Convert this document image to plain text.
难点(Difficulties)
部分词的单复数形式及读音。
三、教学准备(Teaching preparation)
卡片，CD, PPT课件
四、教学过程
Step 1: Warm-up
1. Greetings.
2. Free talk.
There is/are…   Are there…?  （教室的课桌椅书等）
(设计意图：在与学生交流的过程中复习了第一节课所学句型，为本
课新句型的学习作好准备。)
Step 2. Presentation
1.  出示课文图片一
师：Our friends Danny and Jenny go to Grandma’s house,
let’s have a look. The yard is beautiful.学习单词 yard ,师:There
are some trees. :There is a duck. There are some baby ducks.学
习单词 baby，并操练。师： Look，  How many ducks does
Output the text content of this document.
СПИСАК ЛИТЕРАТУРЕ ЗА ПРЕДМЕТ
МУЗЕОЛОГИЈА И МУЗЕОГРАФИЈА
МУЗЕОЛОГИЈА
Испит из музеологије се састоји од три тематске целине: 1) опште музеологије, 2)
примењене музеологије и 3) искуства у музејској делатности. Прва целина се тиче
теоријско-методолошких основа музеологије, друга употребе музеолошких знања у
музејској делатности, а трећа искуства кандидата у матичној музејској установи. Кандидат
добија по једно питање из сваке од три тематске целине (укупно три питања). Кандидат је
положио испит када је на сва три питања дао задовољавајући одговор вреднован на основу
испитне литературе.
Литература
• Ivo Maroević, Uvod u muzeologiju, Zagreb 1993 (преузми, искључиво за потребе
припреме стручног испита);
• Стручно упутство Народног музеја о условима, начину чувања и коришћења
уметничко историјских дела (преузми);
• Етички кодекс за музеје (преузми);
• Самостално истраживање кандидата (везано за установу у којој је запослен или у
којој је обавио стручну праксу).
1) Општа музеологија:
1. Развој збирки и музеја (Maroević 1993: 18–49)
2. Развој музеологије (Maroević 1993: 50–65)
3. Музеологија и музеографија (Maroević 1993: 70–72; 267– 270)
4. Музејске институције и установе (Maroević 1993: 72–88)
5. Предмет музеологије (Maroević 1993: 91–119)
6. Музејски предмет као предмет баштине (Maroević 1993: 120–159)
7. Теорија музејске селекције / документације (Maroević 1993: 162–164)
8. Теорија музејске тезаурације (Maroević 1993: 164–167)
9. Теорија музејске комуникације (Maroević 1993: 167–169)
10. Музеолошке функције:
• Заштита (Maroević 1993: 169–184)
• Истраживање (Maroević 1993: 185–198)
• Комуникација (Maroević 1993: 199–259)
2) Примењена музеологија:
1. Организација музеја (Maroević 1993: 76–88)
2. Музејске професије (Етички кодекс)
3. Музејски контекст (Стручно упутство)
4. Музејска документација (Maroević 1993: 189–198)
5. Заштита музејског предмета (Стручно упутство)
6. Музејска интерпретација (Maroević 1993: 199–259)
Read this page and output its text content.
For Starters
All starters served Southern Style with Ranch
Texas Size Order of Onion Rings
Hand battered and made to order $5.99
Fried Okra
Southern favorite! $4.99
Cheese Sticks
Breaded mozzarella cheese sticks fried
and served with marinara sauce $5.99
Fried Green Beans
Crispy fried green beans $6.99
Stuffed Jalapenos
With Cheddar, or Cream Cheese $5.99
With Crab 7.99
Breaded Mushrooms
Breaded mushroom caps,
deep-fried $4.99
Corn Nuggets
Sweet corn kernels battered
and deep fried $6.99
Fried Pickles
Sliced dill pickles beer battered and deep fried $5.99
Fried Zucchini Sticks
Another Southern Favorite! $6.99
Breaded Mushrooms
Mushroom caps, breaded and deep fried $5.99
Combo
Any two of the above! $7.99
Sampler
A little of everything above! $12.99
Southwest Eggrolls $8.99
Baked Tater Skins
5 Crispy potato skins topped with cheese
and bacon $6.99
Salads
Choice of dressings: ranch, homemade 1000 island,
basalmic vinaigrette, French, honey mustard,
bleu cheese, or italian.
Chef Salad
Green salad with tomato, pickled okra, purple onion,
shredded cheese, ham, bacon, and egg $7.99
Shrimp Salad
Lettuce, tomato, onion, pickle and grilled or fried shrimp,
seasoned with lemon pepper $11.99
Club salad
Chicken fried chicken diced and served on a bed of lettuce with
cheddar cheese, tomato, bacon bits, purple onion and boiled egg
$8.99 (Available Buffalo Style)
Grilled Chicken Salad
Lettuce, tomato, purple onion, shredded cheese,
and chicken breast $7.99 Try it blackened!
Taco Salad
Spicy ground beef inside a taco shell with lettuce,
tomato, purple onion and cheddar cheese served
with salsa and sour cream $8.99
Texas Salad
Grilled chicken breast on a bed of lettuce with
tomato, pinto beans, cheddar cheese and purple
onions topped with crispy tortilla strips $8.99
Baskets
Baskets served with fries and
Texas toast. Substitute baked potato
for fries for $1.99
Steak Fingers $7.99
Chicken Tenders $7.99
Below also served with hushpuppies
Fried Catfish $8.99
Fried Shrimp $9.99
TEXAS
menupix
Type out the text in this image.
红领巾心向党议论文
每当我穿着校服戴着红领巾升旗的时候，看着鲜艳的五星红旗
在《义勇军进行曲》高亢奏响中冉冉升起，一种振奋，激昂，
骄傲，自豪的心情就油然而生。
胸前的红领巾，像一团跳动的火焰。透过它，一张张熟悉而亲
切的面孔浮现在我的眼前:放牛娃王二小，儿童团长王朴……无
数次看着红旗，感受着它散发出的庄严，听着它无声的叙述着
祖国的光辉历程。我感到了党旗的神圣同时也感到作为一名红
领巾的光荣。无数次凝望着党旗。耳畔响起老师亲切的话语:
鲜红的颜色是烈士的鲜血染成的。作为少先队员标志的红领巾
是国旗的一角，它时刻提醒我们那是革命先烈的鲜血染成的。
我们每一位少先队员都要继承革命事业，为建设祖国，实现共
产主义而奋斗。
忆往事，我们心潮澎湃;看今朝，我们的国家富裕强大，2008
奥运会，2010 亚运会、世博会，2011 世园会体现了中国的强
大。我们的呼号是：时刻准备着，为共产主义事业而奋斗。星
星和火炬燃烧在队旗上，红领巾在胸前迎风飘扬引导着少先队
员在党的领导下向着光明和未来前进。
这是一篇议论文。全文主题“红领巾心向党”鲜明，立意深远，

#####

Task prompt — Set out exactly the run of lines that begins at the line holding "Type out the text in this image." and ends at the last line of the data.

Task output —
Type out the text in this image.
红领巾心向党议论文
每当我穿着校服戴着红领巾升旗的时候，看着鲜艳的五星红旗
在《义勇军进行曲》高亢奏响中冉冉升起，一种振奋，激昂，
骄傲，自豪的心情就油然而生。
胸前的红领巾，像一团跳动的火焰。透过它，一张张熟悉而亲
切的面孔浮现在我的眼前:放牛娃王二小，儿童团长王朴……无
数次看着红旗，感受着它散发出的庄严，听着它无声的叙述着
祖国的光辉历程。我感到了党旗的神圣同时也感到作为一名红
领巾的光荣。无数次凝望着党旗。耳畔响起老师亲切的话语:
鲜红的颜色是烈士的鲜血染成的。作为少先队员标志的红领巾
是国旗的一角，它时刻提醒我们那是革命先烈的鲜血染成的。
我们每一位少先队员都要继承革命事业，为建设祖国，实现共
产主义而奋斗。
忆往事，我们心潮澎湃;看今朝，我们的国家富裕强大，2008
奥运会，2010 亚运会、世博会，2011 世园会体现了中国的强
大。我们的呼号是：时刻准备着，为共产主义事业而奋斗。星
星和火炬燃烧在队旗上，红领巾在胸前迎风飘扬引导着少先队
员在党的领导下向着光明和未来前进。
这是一篇议论文。全文主题“红领巾心向党”鲜明，立意深远，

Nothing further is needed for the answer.